Only the pictures are left out: repeat the rest of the entries exactly.

** Begin Exercise inputs **

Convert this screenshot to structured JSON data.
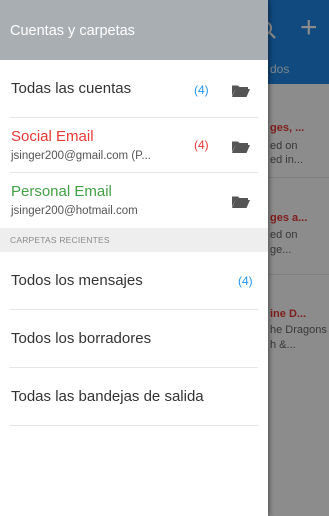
{
  "drawer": {
    "header": "Cuentas y carpetas",
    "accounts": [
      {
        "name": "Todas las cuentas",
        "email": "",
        "count": "(4)",
        "name_color": "#333333"
      },
      {
        "name": "Social Email",
        "email": "jsinger200@gmail.com (P...",
        "count": "(4)",
        "name_color": "#e53935"
      },
      {
        "name": "Personal Email",
        "email": "jsinger200@hotmail.com",
        "count": "",
        "name_color": "#43a047"
      }
    ],
    "recent_section": "CARPETAS RECIENTES",
    "recent": [
      {
        "label": "Todos los mensajes",
        "count": "(4)"
      },
      {
        "label": "Todos los borradores",
        "count": ""
      },
      {
        "label": "Todas las bandejas de salida",
        "count": ""
      }
    ]
  },
  "background": {
    "tab_text": "dos",
    "lines": [
      {
        "text": "ges, ...",
        "red": true
      },
      {
        "text": "ed on",
        "red": false
      },
      {
        "text": "ed in...",
        "red": false
      },
      {
        "text": "ges a...",
        "red": true
      },
      {
        "text": "ed on",
        "red": false
      },
      {
        "text": "ge...",
        "red": false
      },
      {
        "text": "ine D...",
        "red": true
      },
      {
        "text": "he Dragons",
        "red": false
      },
      {
        "text": "h &...",
        "red": false
      }
    ]
  },
  "colors": {
    "accent": "#2196f3",
    "header_bg": "#a9aeb3",
    "app_bar": "#1e88e5",
    "social": "#e53935",
    "personal": "#43a047"
  }
}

** End Exercise inputs **

■ Result of the exercise ■
Convert this screenshot to structured JSON data.
{
  "drawer": {
    "header": "Cuentas y carpetas",
    "accounts": [
      {
        "name": "Todas las cuentas",
        "email": "",
        "count": "(4)",
        "name_color": "#333333"
      },
      {
        "name": "Social Email",
        "email": "jsinger200@gmail.com (P...",
        "count": "(4)",
        "name_color": "#e53935"
      },
      {
        "name": "Personal Email",
        "email": "jsinger200@hotmail.com",
        "count": "",
        "name_color": "#43a047"
      }
    ],
    "recent_section": "CARPETAS RECIENTES",
    "recent": [
      {
        "label": "Todos los mensajes",
        "count": "(4)"
      },
      {
        "label": "Todos los borradores",
        "count": ""
      },
      {
        "label": "Todas las bandejas de salida",
        "count": ""
      }
    ]
  },
  "background": {
    "tab_text": "dos",
    "lines": [
      {
        "text": "ges, ...",
        "red": true
      },
      {
        "text": "ed on",
        "red": false
      },
      {
        "text": "ed in...",
        "red": false
      },
      {
        "text": "ges a...",
        "red": true
      },
      {
        "text": "ed on",
        "red": false
      },
      {
        "text": "ge...",
        "red": false
      },
      {
        "text": "ine D...",
        "red": true
      },
      {
        "text": "he Dragons",
        "red": false
      },
      {
        "text": "h &...",
        "red": false
      }
    ]
  },
  "colors": {
    "accent": "#2196f3",
    "header_bg": "#a9aeb3",
    "app_bar": "#1e88e5",
    "social": "#e53935",
    "personal": "#43a047"
  }
}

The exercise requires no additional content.